* _Given request_:
Reproduce each line from the records that holds "test".

"""

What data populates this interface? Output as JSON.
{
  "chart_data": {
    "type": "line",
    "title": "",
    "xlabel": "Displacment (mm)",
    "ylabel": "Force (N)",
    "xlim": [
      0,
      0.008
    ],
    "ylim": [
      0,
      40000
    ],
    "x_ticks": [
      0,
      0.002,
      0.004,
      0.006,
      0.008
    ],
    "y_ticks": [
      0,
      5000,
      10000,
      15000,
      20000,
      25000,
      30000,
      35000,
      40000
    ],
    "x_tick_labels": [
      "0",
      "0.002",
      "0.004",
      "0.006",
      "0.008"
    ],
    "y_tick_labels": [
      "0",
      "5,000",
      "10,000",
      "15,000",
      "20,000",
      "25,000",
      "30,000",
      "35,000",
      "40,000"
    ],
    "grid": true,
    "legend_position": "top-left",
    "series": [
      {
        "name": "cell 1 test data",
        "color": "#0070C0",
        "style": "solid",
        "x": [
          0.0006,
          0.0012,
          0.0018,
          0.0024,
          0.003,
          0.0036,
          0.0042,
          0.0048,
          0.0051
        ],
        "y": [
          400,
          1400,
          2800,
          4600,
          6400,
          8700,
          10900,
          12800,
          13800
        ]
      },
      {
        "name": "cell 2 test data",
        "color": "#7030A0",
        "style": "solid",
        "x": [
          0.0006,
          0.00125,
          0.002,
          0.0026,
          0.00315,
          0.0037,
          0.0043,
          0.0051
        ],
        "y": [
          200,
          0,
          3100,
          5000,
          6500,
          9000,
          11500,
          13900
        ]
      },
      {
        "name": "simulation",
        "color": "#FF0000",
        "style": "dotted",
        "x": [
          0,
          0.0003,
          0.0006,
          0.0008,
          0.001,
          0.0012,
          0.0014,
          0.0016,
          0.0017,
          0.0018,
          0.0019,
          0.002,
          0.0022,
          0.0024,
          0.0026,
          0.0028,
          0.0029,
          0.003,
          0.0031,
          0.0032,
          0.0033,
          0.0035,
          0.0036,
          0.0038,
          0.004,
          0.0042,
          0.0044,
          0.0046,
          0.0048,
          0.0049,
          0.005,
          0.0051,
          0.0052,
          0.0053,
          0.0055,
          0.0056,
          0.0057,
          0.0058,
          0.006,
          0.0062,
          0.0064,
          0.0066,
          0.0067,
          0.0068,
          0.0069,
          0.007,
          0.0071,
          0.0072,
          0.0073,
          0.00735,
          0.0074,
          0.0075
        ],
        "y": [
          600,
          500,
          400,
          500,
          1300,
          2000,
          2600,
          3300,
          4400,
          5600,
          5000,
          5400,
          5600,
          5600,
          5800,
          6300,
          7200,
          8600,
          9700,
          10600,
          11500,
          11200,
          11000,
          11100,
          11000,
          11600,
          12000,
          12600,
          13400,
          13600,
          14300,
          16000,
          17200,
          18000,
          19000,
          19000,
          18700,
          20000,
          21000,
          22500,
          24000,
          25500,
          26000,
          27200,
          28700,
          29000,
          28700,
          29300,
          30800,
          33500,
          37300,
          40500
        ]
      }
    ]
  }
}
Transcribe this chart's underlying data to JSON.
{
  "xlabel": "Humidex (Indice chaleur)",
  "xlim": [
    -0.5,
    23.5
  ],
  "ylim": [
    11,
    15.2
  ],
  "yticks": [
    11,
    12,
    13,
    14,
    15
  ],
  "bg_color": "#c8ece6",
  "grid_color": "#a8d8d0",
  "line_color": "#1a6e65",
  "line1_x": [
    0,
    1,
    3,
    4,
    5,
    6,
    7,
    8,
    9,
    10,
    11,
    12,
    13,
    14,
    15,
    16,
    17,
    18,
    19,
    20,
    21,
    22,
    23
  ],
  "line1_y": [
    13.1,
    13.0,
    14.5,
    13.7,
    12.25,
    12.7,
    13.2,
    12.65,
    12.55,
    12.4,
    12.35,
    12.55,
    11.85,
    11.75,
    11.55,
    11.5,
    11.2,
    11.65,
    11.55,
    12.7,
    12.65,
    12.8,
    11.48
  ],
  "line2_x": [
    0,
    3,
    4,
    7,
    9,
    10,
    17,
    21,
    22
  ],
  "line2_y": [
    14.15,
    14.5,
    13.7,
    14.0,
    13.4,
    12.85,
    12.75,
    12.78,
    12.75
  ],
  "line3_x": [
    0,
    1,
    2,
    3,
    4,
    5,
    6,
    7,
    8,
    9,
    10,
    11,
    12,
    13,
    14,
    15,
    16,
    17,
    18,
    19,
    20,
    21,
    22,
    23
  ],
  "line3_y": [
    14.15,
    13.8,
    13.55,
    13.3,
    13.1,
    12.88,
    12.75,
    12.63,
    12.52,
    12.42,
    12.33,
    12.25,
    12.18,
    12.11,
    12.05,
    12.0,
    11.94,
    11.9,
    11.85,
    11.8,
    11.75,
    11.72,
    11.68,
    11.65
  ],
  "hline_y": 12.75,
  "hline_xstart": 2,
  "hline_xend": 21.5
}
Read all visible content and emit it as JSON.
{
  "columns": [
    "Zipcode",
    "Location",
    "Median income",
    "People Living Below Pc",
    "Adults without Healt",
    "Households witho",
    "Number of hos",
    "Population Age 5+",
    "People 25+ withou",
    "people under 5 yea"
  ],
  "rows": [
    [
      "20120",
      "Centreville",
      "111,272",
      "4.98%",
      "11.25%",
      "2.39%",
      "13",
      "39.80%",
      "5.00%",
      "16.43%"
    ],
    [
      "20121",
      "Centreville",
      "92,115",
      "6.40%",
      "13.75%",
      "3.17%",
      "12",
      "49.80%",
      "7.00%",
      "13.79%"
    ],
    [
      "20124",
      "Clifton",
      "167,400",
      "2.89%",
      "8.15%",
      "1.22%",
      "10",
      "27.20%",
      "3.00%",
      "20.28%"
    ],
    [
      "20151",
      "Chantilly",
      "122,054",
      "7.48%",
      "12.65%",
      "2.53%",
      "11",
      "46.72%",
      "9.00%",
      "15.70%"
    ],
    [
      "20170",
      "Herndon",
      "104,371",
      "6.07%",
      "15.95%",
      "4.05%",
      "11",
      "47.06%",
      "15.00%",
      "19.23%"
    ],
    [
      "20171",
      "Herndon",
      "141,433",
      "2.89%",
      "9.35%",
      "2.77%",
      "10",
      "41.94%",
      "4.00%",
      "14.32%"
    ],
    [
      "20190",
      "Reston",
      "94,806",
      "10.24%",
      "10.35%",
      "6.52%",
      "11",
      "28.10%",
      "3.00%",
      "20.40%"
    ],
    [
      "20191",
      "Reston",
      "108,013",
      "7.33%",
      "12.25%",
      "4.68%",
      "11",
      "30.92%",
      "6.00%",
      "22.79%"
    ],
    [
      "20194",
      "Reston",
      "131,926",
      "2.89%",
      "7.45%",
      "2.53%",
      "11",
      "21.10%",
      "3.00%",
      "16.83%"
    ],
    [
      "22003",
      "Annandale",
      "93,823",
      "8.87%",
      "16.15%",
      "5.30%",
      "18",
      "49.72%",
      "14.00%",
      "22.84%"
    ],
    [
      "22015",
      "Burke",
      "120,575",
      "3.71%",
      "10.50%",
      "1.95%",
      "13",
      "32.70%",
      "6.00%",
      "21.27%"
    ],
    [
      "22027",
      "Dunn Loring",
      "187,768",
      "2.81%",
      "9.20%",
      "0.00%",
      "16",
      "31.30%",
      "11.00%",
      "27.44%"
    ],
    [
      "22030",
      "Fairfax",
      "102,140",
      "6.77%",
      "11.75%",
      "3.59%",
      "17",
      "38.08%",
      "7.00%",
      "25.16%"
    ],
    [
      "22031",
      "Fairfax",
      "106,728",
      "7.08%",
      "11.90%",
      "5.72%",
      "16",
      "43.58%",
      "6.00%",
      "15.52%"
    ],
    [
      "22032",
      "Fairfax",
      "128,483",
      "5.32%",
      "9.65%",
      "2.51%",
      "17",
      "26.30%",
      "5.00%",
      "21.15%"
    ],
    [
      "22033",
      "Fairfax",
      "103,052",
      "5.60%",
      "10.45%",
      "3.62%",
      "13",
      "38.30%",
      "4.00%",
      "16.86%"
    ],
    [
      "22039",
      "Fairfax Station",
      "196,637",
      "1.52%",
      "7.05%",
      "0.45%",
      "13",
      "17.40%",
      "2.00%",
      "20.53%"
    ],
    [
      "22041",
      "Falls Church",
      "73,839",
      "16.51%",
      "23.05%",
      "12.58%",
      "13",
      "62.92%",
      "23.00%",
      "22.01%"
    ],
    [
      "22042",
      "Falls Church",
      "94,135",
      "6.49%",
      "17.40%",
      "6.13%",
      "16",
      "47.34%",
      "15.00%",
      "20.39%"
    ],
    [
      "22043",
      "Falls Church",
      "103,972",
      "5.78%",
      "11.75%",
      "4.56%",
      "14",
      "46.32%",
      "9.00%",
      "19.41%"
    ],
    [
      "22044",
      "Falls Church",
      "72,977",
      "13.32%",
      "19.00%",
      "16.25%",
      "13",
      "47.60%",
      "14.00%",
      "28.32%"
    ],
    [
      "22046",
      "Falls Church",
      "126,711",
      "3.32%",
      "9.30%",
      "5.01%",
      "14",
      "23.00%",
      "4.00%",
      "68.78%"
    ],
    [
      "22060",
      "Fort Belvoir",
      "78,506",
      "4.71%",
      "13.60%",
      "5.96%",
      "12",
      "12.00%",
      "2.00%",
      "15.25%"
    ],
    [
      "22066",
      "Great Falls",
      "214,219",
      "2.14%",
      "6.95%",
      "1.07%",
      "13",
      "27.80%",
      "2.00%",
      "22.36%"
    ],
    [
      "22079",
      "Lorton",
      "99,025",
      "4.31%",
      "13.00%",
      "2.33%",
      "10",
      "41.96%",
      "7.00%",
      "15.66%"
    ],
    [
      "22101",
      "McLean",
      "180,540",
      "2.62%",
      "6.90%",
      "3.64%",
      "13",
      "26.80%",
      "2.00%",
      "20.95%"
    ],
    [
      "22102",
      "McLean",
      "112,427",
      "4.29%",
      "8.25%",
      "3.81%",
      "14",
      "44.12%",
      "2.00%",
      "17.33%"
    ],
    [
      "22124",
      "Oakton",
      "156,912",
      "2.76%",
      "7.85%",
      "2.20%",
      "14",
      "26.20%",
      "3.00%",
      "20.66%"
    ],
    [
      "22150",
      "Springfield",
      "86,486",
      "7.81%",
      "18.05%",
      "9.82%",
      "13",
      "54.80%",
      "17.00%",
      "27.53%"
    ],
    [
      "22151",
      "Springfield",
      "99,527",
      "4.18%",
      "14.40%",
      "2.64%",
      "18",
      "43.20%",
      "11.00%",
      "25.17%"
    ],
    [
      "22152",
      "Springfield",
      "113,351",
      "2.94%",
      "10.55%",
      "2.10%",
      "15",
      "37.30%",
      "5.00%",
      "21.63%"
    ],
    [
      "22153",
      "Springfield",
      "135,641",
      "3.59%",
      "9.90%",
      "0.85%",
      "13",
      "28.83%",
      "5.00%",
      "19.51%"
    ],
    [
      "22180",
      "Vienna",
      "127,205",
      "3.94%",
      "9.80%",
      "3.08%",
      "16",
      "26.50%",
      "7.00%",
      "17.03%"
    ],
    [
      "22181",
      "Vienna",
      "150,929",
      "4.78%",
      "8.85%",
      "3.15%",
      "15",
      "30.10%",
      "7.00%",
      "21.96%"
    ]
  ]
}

"""

* _Task response_:
        "name": "cell 1 test data",
        "name": "cell 2 test data",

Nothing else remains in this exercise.